> **BRIEF**: Tell how many lines of the data include the word "Antinutritional". Nothing but the number belongs in the answer.

> **MATERIAL SUPPLIED**:
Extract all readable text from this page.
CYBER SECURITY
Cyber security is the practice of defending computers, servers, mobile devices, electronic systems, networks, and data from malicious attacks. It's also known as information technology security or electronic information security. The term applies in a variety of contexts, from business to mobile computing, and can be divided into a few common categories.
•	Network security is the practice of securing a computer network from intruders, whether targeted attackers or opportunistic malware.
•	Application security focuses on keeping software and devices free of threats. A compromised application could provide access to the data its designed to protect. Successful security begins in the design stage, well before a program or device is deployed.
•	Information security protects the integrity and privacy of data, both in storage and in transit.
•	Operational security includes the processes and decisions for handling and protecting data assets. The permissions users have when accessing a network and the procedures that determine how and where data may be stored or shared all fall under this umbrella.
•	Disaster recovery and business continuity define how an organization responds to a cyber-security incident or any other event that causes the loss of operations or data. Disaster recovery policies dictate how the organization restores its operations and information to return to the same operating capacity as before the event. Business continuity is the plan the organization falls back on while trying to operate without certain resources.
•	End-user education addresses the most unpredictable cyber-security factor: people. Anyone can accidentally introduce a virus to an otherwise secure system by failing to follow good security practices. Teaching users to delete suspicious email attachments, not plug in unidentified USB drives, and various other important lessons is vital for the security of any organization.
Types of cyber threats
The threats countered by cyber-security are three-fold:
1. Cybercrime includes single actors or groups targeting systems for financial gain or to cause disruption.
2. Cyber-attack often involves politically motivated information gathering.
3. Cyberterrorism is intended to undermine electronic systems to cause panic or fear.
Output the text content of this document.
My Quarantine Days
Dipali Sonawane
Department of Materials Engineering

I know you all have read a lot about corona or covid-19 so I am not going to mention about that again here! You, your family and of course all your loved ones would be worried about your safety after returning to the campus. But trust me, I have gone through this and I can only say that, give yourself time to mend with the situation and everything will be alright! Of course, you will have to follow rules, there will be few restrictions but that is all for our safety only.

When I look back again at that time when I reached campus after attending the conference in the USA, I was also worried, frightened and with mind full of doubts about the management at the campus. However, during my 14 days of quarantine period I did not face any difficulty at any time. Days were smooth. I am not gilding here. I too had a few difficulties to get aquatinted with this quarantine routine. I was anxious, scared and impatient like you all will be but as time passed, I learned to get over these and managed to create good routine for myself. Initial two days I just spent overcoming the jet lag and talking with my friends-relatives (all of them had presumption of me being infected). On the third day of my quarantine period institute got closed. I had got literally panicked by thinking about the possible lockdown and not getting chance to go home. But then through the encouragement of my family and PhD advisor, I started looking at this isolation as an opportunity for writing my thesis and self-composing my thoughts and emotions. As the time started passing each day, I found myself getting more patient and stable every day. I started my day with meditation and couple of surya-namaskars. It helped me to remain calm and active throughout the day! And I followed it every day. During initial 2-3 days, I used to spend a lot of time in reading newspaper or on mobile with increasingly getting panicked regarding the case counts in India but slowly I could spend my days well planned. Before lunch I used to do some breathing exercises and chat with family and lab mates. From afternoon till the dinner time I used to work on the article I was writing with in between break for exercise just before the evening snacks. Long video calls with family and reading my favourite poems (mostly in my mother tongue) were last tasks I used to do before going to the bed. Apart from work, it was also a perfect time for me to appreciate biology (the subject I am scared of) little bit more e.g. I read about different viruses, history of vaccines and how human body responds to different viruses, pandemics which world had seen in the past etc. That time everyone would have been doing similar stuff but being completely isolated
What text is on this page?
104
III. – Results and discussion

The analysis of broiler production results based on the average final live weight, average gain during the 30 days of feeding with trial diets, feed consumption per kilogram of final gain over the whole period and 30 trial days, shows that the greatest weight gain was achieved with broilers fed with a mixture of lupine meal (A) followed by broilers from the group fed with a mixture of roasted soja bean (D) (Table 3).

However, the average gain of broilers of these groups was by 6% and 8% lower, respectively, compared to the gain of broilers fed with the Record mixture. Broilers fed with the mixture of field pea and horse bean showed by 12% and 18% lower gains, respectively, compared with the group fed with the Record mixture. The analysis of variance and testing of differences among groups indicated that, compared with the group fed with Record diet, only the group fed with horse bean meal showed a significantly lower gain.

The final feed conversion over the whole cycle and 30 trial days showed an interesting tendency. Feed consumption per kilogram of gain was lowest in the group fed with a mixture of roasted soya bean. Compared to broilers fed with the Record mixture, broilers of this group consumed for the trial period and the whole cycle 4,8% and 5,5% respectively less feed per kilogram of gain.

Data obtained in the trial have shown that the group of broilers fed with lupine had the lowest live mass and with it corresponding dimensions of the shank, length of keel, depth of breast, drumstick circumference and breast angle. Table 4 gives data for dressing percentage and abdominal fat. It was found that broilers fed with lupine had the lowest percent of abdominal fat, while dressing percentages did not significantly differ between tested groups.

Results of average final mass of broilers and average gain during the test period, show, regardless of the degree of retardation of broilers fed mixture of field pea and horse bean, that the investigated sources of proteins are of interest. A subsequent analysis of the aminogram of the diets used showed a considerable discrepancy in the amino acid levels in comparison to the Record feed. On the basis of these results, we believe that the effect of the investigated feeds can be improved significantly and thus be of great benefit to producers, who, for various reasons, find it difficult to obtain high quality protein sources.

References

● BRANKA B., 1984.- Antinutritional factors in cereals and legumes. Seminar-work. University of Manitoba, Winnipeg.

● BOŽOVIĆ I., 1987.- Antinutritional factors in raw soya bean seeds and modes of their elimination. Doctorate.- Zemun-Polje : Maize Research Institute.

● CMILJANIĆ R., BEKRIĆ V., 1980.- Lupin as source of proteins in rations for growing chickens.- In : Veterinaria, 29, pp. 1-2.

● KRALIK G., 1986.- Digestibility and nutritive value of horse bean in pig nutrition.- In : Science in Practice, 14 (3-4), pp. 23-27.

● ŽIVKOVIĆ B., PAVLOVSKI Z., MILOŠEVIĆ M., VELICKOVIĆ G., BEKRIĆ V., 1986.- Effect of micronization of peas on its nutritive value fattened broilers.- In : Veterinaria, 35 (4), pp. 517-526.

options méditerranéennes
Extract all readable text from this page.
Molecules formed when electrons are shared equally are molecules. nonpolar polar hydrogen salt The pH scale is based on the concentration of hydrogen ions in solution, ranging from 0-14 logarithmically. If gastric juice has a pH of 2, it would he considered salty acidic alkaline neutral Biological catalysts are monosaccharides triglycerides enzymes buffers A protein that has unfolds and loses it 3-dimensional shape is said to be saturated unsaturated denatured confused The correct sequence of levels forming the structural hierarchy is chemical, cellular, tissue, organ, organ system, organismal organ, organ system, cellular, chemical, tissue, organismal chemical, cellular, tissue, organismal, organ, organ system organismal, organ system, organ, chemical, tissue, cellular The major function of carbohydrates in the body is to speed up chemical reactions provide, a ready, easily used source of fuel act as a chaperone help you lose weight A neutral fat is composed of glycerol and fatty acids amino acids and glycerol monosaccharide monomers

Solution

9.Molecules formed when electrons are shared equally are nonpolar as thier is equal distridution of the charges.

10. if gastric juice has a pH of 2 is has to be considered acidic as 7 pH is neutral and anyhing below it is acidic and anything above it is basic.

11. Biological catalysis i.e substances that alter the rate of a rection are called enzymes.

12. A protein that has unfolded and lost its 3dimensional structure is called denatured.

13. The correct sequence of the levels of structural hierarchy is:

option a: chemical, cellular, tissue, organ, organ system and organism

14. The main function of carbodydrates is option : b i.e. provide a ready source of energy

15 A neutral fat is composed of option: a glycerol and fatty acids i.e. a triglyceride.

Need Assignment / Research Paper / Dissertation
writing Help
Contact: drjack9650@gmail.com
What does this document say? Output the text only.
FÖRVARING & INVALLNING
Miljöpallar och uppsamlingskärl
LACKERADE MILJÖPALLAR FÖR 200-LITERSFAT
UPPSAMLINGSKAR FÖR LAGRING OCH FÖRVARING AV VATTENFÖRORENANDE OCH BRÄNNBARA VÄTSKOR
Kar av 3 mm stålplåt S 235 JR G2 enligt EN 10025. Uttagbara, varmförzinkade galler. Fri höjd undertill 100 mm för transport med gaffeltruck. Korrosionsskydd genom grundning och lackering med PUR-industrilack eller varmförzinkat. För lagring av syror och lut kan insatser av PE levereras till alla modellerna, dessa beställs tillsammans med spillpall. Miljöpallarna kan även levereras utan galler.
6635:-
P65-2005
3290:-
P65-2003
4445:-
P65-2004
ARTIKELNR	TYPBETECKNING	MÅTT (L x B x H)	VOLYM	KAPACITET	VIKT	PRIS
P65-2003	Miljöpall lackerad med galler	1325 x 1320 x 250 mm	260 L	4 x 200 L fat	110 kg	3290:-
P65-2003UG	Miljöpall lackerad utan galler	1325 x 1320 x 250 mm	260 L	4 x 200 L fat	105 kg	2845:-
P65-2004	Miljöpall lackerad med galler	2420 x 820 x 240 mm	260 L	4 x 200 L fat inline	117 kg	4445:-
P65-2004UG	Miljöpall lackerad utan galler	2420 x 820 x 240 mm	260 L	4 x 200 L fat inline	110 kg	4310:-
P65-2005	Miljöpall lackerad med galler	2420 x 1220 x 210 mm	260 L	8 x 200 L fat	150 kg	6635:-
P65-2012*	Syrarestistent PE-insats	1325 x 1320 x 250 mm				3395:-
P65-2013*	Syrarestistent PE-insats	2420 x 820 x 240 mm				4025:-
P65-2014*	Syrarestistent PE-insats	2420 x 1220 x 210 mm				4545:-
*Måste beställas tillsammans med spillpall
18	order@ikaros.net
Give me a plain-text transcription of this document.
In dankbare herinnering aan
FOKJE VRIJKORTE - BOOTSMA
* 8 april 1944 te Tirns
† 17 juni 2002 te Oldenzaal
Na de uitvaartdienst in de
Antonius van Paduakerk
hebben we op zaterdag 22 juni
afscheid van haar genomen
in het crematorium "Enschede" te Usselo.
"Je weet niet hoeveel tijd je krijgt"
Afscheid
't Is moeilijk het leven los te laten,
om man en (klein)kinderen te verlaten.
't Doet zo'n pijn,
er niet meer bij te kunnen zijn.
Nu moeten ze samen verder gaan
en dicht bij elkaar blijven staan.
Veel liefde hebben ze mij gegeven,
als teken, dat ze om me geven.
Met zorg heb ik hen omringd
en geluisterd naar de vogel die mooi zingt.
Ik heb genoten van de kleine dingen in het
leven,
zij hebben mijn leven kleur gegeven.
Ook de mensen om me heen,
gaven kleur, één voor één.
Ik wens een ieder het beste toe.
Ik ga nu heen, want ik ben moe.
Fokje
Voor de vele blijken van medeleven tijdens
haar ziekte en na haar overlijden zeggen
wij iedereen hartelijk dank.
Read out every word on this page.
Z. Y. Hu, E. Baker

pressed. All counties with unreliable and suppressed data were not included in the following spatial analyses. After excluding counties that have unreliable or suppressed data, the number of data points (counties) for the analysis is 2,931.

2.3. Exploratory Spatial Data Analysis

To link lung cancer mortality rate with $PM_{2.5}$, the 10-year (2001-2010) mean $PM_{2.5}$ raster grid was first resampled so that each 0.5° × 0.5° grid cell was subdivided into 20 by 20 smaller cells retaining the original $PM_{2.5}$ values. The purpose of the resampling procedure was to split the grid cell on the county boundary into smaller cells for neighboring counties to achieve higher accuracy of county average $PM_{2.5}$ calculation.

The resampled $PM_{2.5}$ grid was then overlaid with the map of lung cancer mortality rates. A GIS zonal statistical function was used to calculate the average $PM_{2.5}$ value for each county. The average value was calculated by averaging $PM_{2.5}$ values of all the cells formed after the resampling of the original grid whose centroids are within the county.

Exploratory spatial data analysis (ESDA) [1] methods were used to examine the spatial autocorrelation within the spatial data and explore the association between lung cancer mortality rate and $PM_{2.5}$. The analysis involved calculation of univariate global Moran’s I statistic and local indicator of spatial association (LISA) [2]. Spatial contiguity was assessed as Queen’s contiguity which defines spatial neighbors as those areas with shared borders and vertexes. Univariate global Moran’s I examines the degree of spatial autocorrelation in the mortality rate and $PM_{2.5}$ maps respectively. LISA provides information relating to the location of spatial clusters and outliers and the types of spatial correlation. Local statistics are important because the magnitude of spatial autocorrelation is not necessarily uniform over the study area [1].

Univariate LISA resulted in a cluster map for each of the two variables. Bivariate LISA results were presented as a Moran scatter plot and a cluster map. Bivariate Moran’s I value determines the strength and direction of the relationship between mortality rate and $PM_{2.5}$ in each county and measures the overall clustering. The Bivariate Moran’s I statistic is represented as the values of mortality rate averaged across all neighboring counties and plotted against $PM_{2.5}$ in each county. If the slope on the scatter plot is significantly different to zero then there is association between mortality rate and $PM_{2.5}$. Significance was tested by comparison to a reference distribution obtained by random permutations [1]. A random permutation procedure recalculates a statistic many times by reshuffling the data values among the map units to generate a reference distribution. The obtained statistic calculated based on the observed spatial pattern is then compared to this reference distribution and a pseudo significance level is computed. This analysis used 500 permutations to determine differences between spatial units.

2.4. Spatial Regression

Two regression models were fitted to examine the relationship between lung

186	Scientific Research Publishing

> **COMPLETED EXERCISE**: 2